Saved entries:
..........
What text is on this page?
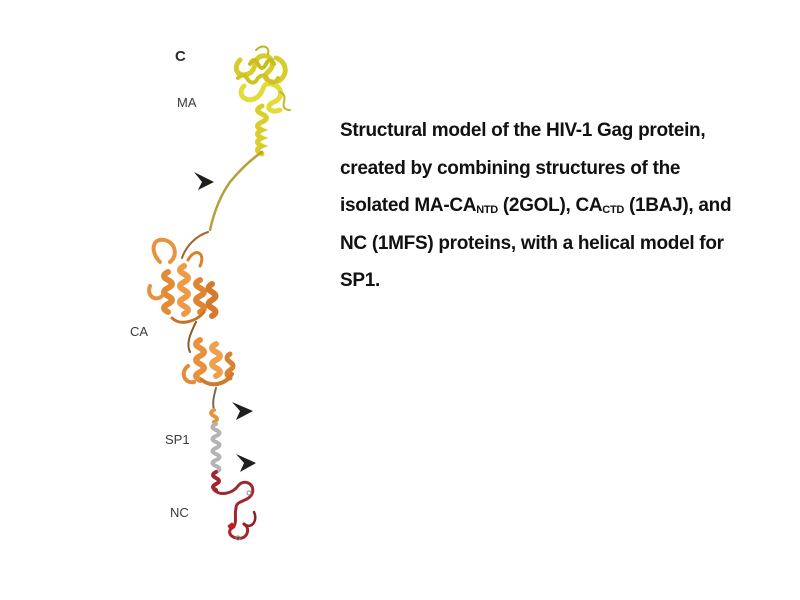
C
MA
CA
SP1
NC
Structural model of the HIV-1 Gag protein, created by combining structures of the isolated $MA-CA_{NTD}$ (2GOL), $CA_{CTD}$ (1BAJ), and NC (1MFS) proteins, with a helical model for SP1.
..........
- **Problem to solve**
Retype the records verbatim, but not their images.

- **Output of the exercise**
What text is on this page?
C
MA
CA
SP1
NC
Structural model of the HIV-1 Gag protein, created by combining structures of the isolated $MA-CA_{NTD}$ (2GOL), $CA_{CTD}$ (1BAJ), and NC (1MFS) proteins, with a helical model for SP1.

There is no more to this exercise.